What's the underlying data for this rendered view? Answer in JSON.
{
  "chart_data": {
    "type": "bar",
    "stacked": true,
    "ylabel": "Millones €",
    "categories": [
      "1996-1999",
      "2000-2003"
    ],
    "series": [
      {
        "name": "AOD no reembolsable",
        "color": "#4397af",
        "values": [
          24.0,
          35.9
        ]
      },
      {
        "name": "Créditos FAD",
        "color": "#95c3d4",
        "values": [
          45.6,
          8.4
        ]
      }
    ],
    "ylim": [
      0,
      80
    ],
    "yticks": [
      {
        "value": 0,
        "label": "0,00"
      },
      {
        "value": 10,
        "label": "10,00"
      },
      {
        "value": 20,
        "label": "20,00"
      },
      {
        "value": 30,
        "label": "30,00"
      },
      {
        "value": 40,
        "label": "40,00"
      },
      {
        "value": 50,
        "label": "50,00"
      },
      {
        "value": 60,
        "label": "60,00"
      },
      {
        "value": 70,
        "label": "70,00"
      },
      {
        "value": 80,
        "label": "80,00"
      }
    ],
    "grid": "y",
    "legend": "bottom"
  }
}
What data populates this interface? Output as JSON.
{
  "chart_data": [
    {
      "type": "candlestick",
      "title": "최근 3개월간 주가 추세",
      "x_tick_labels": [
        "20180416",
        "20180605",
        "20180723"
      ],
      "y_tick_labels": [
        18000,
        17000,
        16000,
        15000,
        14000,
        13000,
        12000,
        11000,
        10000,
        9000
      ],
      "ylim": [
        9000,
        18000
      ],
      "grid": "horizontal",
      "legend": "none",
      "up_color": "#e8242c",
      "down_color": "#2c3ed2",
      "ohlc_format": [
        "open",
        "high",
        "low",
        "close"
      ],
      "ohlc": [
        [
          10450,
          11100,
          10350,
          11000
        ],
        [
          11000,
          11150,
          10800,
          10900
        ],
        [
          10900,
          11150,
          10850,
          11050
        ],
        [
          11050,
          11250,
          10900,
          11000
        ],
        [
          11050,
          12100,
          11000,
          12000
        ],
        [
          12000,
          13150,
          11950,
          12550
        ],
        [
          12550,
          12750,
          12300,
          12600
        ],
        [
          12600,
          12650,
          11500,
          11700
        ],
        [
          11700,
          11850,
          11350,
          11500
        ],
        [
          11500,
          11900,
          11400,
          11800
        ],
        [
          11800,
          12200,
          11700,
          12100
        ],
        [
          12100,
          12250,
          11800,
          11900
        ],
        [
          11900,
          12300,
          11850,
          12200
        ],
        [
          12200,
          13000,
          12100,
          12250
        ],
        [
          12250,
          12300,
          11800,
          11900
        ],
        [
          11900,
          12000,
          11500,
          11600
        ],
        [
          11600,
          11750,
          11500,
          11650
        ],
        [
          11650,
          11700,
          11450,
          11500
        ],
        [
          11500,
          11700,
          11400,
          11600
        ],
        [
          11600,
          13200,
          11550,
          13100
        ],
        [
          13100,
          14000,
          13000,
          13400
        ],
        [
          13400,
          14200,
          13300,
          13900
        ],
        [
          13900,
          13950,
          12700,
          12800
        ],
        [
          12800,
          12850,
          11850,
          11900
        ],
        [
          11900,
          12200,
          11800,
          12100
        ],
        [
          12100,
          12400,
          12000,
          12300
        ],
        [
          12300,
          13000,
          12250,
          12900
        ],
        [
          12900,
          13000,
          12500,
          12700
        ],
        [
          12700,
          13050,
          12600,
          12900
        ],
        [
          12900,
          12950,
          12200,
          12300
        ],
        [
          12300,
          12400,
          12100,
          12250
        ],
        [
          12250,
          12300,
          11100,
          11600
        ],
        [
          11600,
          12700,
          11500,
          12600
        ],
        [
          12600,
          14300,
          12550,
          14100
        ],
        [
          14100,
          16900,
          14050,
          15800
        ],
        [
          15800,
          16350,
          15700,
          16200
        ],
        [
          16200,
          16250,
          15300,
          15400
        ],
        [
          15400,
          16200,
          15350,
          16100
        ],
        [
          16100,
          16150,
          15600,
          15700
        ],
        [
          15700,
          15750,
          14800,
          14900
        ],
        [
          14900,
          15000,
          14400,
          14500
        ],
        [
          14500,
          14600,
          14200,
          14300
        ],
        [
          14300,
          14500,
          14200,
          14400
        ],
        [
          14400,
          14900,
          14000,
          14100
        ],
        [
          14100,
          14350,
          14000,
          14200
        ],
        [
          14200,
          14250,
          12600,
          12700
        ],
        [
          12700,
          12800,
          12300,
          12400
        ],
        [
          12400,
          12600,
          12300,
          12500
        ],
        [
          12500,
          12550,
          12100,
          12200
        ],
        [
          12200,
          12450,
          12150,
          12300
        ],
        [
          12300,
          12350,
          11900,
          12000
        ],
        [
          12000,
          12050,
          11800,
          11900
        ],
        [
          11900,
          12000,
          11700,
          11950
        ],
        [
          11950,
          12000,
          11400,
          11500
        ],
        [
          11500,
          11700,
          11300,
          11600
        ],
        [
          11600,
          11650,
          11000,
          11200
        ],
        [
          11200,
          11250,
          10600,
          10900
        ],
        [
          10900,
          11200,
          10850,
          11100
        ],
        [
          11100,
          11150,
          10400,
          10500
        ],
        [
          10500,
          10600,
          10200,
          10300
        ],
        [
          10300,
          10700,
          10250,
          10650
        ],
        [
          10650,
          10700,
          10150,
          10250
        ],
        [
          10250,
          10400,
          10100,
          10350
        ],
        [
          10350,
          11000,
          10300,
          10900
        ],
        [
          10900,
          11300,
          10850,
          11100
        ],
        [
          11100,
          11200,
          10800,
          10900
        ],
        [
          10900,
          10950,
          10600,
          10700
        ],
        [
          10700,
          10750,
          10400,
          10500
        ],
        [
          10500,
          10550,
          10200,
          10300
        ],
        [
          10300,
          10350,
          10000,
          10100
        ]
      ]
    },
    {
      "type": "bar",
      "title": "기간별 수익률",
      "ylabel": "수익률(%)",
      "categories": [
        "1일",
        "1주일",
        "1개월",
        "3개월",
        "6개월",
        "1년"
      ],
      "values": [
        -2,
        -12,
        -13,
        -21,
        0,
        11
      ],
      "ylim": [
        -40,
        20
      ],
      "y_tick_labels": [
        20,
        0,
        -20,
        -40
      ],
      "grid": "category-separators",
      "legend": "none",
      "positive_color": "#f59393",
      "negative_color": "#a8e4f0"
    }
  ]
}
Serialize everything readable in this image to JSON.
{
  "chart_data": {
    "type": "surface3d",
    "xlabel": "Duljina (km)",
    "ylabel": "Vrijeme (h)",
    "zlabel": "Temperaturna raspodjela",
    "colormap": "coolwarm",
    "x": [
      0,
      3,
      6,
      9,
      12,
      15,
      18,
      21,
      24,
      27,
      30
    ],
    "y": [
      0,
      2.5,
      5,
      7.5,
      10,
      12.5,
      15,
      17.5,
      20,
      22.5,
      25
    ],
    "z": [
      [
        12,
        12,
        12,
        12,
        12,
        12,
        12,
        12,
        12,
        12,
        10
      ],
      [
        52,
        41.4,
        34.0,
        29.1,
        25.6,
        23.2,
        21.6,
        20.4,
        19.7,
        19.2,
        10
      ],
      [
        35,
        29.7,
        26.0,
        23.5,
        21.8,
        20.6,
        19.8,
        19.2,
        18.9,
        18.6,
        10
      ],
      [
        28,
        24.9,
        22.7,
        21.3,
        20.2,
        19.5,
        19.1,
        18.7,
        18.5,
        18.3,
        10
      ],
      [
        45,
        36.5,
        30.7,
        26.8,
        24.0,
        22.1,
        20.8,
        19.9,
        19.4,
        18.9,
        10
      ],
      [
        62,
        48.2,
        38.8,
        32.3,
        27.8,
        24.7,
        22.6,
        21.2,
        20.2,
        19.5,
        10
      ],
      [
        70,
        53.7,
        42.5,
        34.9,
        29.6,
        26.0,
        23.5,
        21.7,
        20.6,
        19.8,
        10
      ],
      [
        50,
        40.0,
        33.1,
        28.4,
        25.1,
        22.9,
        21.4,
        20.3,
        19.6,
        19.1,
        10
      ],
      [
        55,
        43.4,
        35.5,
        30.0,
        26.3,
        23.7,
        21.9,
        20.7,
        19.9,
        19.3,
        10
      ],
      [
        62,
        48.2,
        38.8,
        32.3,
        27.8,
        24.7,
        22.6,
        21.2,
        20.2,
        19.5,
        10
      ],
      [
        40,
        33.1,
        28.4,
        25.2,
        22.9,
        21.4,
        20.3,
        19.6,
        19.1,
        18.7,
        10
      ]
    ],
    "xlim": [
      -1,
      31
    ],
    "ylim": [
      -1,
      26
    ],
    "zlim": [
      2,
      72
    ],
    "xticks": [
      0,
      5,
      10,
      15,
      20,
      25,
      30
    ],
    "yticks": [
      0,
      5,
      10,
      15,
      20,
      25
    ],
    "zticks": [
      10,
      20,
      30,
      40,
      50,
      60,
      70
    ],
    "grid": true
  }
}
===
Written exercise —
Search the records for the word "this" and copy every line where it occurs.

The response —
What's the underlying data for this rendered view? Answer in JSON.
What data populates this interface? Output as JSON.
Serialize everything readable in this image to JSON.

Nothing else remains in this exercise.